**WHAT IS REQUIRED**: Below are the records; locate each line with the word "鹿愛の水" and copy it.

**RECORD LIST**:
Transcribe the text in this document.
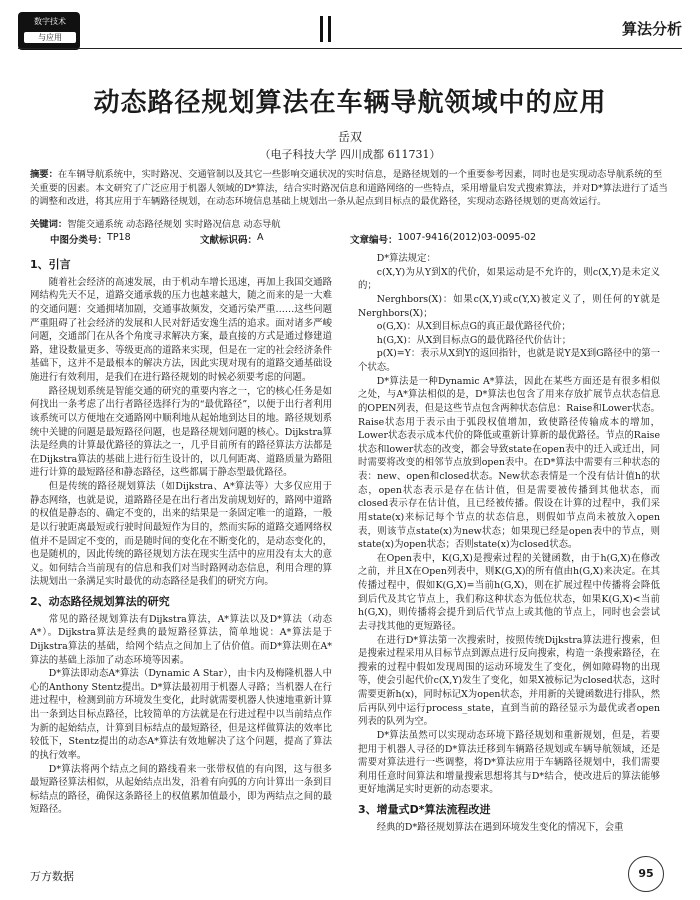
数字技术
与应用	算法分析
动态路径规划算法在车辆导航领域中的应用
岳双
（电子科技大学 四川成都 611731）
摘要：在车辆导航系统中，实时路况、交通管制以及其它一些影响交通状况的实时信息，是路径规划的一个重要参考因素，同时也是实现动态导航系统的至关重要的因素。本文研究了广泛应用于机器人领域的D*算法，结合实时路况信息和道路网络的一些特点，采用增量启发式搜索算法，并对D*算法进行了适当的调整和改进，将其应用于车辆路径规划，在动态环境信息基础上规划出一条从起点到目标点的最优路径，实现动态路径规划的更高效运行。
关键词：智能交通系统 动态路径规划 实时路况信息 动态导航
中图分类号： TP18	文献标识码： A	文章编号： 1007-9416(2012)03-0095-02
1、引言

随着社会经济的高速发展，由于机动车增长迅速，再加上我国交通路网结构先天不足，道路交通承载的压力也越来越大，随之而来的是一大难的交通问题：交通拥堵加剧，交通事故频发，交通污染严重……这些问题严重阻碍了社会经济的发展和人民对舒适安逸生活的追求。面对诸多严峻问题，交通部门在从各个角度寻求解决方案，最直接的方式是通过修建道路，建设数量更多、等级更高的道路来实现，但是在一定的社会经济条件基础下，这并不是最根本的解决方法，因此实现对现有的道路交通基础设施进行有效利用，是我们在进行路径规划的时候必须要考虑的问题。

路径规划系统是智能交通的研究的重要内容之一，它的核心任务是如何找出一条考虑了出行者路径选择行为的“最优路径”，以便于出行者利用该系统可以方便地在交通路网中顺利地从起始地到达目的地。路径规划系统中关键的问题是最短路径问题，也是路径规划问题的核心。Dijkstra算法是经典的计算最优路径的算法之一，几乎目前所有的路径算法方法都是在Dijkstra算法的基础上进行衍生设计的，以几何距离、道路质量为路阻进行计算的最短路径和静态路径，这些都属于静态型最优路径。

但是传统的路径规划算法（如Dijkstra、A*算法等）大多仅应用于静态网络，也就是说，道路路径是在出行者出发前规划好的，路网中道路的权值是静态的、确定不变的，出来的结果是一条固定唯一的道路，一般是以行驶距离最短或行驶时间最短作为目的，然而实际的道路交通网络权值并不是固定不变的，而是随时间的变化在不断变化的，是动态变化的，也是随机的，因此传统的路径规划方法在现实生活中的应用没有太大的意义。如何结合当前现有的信息和我们对当时路网动态信息，利用合理的算法规划出一条满足实时最优的动态路径是我们的研究方向。

2、动态路径规划算法的研究

常见的路径规划算法有Dijkstra算法，A*算法以及D*算法（动态A*）。Dijkstra算法是经典的最短路径算法，简单地说：A*算法是于Dijkstra算法的基础，给网个结点之间加上了估价值。而D*算法则在A*算法的基础上添加了动态环境等因素。

D*算法即动态A*算法（Dynamic A Star），由卡内及梅隆机器人中心的Anthony Stentz提出。D*算法最初用于机器人寻路；当机器人在行进过程中，检测到前方环境发生变化，此时就需要机器人快速地重新计算出一条到达目标点路径，比较简单的方法就是在行进过程中以当前结点作为新的起始结点，计算到目标结点的最短路径，但是这样做算法的效率比较低下，Stentz提出的动态A*算法有效地解决了这个问题，提高了算法的执行效率。

D*算法将两个结点之间的路线看来一张带权值的有向图，这与很多最短路径算法相似，从起始结点出发，沿着有向弧的方向计算出一条到目标结点的路径，确保这条路径上的权值累加值最小，即为两结点之间的最短路径。

D*算法规定：

c(X,Y)为从Y到X的代价，如果运动是不允许的，则c(X,Y)是未定义的；

Nerghbors(X)：如果c(X,Y)或c(Y,X)被定义了，则任何的Y就是Nerghbors(X)；

o(G,X)：从X到目标点G的真正最优路径代价；

h(G,X)：从X到目标点G的最优路径代价估计；

p(X)=Y：表示从X到Y的返回指针，也就是说Y是X到G路径中的第一个状态。

D*算法是一种Dynamic A*算法，因此在某些方面还是有很多相似之处，与A*算法相似的是，D*算法也包含了用来存放扩展节点状态信息的OPEN列表，但是这些节点包含两种状态信息：Raise和Lower状态。Raise状态用于表示由于弧段权值增加，致使路径传输成本的增加，Lower状态表示成本代价的降低或重新计算新的最优路径。节点的Raise状态和lower状态的改变，都会导致state在open表中的迁入或迁出，同时需要将改变的相邻节点放到open表中。在D*算法中需要有三种状态的表：new、open和closed状态。New状态表情是一个没有估计值h的状态，open状态表示是存在估计值，但是需要被传播到其他状态，而closed表示存在估计值，且已经被传播。假设在计算的过程中，我们采用state(x)来标记每个节点的状态信息，则假如节点尚未被放入open表，则该节点state(x)为new状态；如果现已经是open表中的节点，则state(x)为open状态；否则state(x)为closed状态。

在Open表中，K(G,X)是搜索过程的关键函数，由于h(G,X)在修改之前，并且X在Open列表中，则K(G,X)的所有值由h(G,X)来决定。在其传播过程中，假如K(G,X)=当前h(G,X)，则在扩展过程中传播将会降低到后代及其它节点上，我们称这种状态为低位状态，如果K(G,X)<当前h(G,X)，则传播将会提升到后代节点上或其他的节点上，同时也会尝试去寻找其他的更短路径。

在进行D*算法第一次搜索时，按照传统Dijkstra算法进行搜索，但是搜索过程采用从目标节点到源点进行反向搜索，构造一条搜索路径，在搜索的过程中假如发现周围的运动环境发生了变化，例如障碍物的出现等，使会引起代价c(X,Y)发生了变化，如果X被标记为closed状态，这时需要更新h(x)，同时标记X为open状态，并用新的关键函数进行排队，然后再队列中运行process_state，直到当前的路径显示为最优或者open列表的队列为空。

D*算法虽然可以实现动态环境下路径规划和重新规划，但是，若要把用于机器人寻径的D*算法迁移到车辆路径规划或车辆导航领域，还是需要对算法进行一些调整，将D*算法应用于车辆路径规划中，我们需要利用任意时间算法和增量搜索思想将其与D*结合，使改进后的算法能够更好地满足实时更新的动态要求。

3、增量式D*算法流程改进

经典的D*路径规划算法在遇到环境发生变化的情况下，会重

万方数据	95
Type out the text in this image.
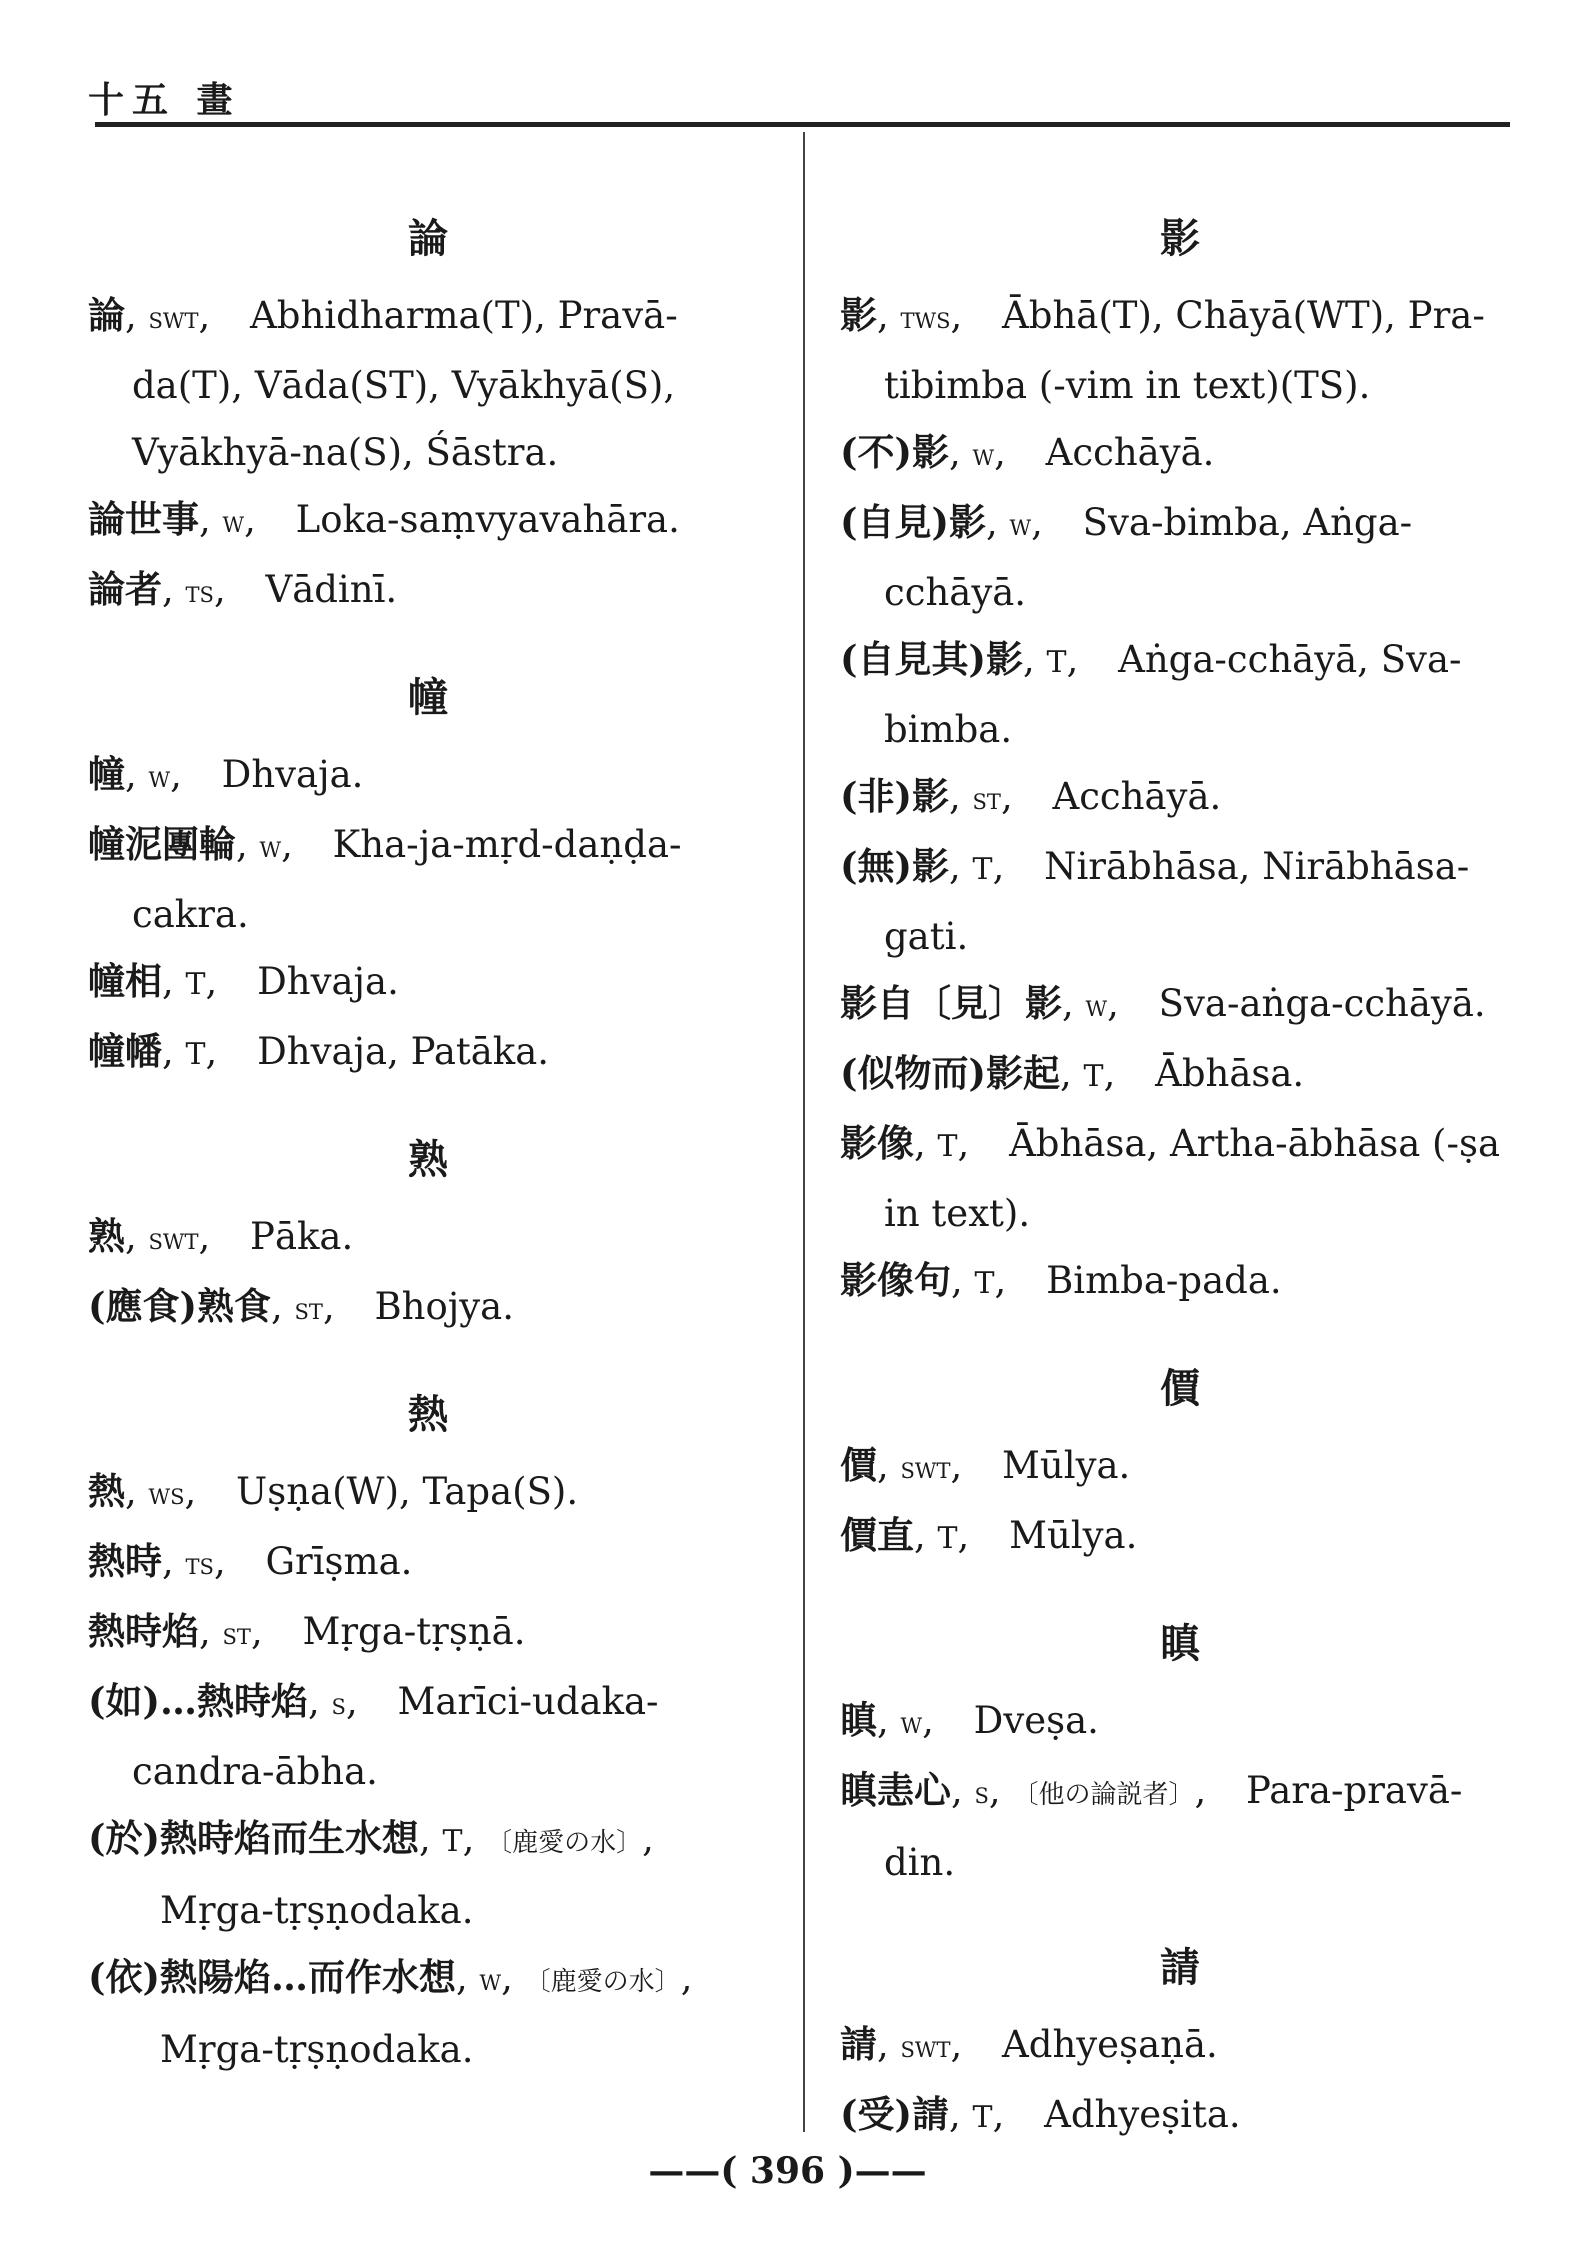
十五 畫
論
論, swt, Abhidharma(T), Pravā-da(T), Vāda(ST), Vyākhyā(S), Vyākhyā-na(S), Śāstra.
論世事, w, Loka-saṃvyavahāra.
論者, ts, Vādinī.
幢
幢, w, Dhvaja.
幢泥團輪, w, Kha-ja-mṛd-daṇḍa-cakra.
幢相, T, Dhvaja.
幢幡, T, Dhvaja, Patāka.
熟
熟, swt, Pāka.
(應食)熟食, st, Bhojya.
熱
熱, ws, Uṣṇa(W), Tapa(S).
熱時, ts, Grīṣma.
熱時焰, st, Mṛga-tṛṣṇā.
(如)…熱時焰, s, Marīci-udaka-candra-ābha.
(於)熱時焰而生水想, T, 〔鹿愛の水〕, Mṛga-tṛṣṇodaka.
(依)熱陽焰…而作水想, w, 〔鹿愛の水〕, Mṛga-tṛṣṇodaka.
影
影, tws, Ābhā(T), Chāyā(WT), Pra-tibimba (-vim in text)(TS).
(不)影, w, Acchāyā.
(自見)影, w, Sva-bimba, Aṅga-cchāyā.
(自見其)影, T, Aṅga-cchāyā, Sva-bimba.
(非)影, st, Acchāyā.
(無)影, T, Nirābhāsa, Nirābhāsa-gati.
影自〔見〕影, w, Sva-aṅga-cchāyā.
(似物而)影起, T, Ābhāsa.
影像, T, Ābhāsa, Artha-ābhāsa (-ṣa in text).
影像句, T, Bimba-pada.
價
價, swt, Mūlya.
價直, T, Mūlya.
瞋
瞋, w, Dveṣa.
瞋恚心, s, 〔他の論説者〕, Para-pravā-din.
請
請, swt, Adhyeṣaṇā.
(受)請, T, Adhyeṣita.
——( 396 )——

**COMPLETED TASK**:
(於)熱時焰而生水想, T, 〔鹿愛の水〕, Mṛga-tṛṣṇodaka.
(依)熱陽焰…而作水想, w, 〔鹿愛の水〕, Mṛga-tṛṣṇodaka.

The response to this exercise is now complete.